Work instructions - Copy the data from the line that contains "Extract the structured" to its last line, exactly, including both of those lines and leaving out everything before.

--- Begin ---

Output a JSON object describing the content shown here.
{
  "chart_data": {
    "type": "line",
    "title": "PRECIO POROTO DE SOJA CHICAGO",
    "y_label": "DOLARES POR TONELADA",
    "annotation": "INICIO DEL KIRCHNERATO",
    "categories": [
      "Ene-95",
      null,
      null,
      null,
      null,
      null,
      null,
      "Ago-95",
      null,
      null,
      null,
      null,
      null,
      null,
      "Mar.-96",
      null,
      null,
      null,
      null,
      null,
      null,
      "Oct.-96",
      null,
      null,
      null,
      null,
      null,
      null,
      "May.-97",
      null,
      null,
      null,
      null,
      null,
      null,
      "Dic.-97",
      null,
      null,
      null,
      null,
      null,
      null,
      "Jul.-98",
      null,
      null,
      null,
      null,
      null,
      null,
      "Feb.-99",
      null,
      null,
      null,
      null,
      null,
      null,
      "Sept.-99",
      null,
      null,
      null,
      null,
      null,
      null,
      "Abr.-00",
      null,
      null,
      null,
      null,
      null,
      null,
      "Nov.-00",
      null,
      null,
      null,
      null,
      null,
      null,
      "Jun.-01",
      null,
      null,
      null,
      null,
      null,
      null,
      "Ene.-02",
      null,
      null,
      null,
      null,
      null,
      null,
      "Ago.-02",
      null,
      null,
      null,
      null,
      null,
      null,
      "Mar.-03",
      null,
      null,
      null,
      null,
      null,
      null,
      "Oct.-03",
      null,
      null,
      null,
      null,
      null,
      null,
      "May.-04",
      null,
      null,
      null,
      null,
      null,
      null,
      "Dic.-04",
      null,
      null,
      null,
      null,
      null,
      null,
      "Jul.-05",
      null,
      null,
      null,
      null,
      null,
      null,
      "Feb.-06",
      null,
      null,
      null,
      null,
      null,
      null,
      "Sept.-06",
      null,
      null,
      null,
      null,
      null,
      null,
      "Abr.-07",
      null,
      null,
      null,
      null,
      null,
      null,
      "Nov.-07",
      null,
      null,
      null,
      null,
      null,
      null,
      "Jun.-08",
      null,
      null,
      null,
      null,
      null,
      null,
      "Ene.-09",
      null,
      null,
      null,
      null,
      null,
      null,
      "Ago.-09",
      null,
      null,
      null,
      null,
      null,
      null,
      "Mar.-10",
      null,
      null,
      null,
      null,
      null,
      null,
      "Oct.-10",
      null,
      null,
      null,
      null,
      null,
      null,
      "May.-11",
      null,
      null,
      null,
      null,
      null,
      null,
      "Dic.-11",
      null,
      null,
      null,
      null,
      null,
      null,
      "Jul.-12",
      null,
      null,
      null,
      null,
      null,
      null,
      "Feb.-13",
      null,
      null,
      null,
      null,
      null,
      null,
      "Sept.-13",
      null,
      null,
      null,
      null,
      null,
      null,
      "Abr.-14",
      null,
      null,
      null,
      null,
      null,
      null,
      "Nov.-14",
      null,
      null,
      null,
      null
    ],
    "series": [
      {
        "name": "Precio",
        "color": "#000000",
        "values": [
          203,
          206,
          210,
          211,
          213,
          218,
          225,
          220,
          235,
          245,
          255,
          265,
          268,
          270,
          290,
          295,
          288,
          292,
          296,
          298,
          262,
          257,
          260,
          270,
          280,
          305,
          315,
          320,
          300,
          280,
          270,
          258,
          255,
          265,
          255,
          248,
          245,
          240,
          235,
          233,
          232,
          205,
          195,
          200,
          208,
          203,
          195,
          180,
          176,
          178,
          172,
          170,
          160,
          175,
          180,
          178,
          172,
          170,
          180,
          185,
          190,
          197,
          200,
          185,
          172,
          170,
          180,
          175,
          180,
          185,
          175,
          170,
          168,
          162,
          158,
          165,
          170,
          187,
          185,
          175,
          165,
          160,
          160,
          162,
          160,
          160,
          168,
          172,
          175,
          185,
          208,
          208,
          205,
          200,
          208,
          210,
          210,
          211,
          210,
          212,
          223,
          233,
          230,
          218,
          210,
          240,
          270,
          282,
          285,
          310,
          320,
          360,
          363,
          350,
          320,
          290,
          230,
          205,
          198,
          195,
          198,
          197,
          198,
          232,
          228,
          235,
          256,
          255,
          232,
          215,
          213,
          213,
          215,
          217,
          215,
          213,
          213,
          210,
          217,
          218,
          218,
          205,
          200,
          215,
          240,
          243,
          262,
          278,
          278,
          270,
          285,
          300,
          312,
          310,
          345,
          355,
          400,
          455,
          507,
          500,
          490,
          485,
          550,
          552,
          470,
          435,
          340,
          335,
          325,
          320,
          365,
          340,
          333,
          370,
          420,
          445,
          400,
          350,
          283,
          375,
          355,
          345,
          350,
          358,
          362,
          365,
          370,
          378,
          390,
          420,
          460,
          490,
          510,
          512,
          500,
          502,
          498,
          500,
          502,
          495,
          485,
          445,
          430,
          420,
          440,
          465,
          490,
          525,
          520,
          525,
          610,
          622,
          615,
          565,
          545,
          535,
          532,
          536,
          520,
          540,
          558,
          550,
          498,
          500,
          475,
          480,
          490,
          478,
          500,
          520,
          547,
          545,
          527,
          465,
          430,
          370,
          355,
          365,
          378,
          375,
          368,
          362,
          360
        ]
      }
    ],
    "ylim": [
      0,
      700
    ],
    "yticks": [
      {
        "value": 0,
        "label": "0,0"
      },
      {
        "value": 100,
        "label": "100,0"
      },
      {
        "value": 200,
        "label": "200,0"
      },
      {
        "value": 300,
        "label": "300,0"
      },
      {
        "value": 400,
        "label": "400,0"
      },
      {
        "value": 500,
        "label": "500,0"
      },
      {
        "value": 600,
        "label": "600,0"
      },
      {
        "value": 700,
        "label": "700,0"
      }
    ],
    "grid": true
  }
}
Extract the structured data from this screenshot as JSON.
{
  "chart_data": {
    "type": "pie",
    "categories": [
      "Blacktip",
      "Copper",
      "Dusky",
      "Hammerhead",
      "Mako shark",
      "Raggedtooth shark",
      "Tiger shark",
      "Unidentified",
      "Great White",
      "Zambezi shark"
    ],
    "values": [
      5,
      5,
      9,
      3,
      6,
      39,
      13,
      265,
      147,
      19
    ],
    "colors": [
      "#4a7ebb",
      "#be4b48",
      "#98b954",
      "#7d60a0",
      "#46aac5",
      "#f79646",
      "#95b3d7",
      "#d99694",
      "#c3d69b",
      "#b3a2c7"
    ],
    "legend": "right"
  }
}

--- End ---

Solution to the exercise -
Extract the structured data from this screenshot as JSON.
{
  "chart_data": {
    "type": "pie",
    "categories": [
      "Blacktip",
      "Copper",
      "Dusky",
      "Hammerhead",
      "Mako shark",
      "Raggedtooth shark",
      "Tiger shark",
      "Unidentified",
      "Great White",
      "Zambezi shark"
    ],
    "values": [
      5,
      5,
      9,
      3,
      6,
      39,
      13,
      265,
      147,
      19
    ],
    "colors": [
      "#4a7ebb",
      "#be4b48",
      "#98b954",
      "#7d60a0",
      "#46aac5",
      "#f79646",
      "#95b3d7",
      "#d99694",
      "#c3d69b",
      "#b3a2c7"
    ],
    "legend": "right"
  }
}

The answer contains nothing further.